## [EXTRACTED RECORDS]
"""
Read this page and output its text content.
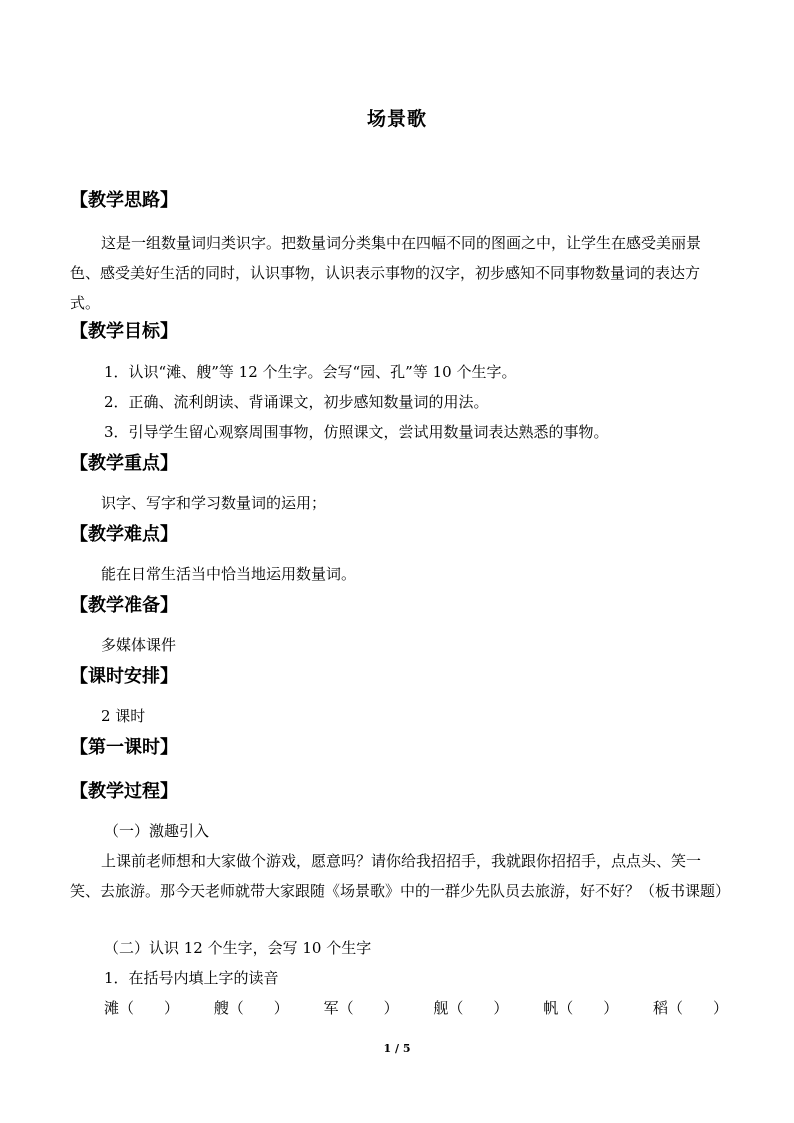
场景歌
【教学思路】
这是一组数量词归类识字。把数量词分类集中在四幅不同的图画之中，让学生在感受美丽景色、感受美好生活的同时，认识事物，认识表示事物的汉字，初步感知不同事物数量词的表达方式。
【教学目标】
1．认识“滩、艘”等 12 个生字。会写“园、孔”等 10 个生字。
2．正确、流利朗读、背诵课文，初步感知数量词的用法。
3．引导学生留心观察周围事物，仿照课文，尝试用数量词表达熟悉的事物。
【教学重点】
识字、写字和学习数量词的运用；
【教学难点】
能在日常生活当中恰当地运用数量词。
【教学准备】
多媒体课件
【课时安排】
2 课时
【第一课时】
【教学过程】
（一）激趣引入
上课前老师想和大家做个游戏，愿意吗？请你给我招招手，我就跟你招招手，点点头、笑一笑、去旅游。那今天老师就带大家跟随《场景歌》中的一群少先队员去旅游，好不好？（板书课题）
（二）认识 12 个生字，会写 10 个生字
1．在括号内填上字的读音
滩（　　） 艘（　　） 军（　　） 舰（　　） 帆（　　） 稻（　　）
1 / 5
"""
## [PROBLEM]
Will you set down the records word for word while leaving out every picture?

## [RESULT OF THE TASK]
Read this page and output its text content.
场景歌
【教学思路】
这是一组数量词归类识字。把数量词分类集中在四幅不同的图画之中，让学生在感受美丽景色、感受美好生活的同时，认识事物，认识表示事物的汉字，初步感知不同事物数量词的表达方式。
【教学目标】
1．认识“滩、艘”等 12 个生字。会写“园、孔”等 10 个生字。
2．正确、流利朗读、背诵课文，初步感知数量词的用法。
3．引导学生留心观察周围事物，仿照课文，尝试用数量词表达熟悉的事物。
【教学重点】
识字、写字和学习数量词的运用；
【教学难点】
能在日常生活当中恰当地运用数量词。
【教学准备】
多媒体课件
【课时安排】
2 课时
【第一课时】
【教学过程】
（一）激趣引入
上课前老师想和大家做个游戏，愿意吗？请你给我招招手，我就跟你招招手，点点头、笑一笑、去旅游。那今天老师就带大家跟随《场景歌》中的一群少先队员去旅游，好不好？（板书课题）
（二）认识 12 个生字，会写 10 个生字
1．在括号内填上字的读音
滩（　　） 艘（　　） 军（　　） 舰（　　） 帆（　　） 稻（　　）
1 / 5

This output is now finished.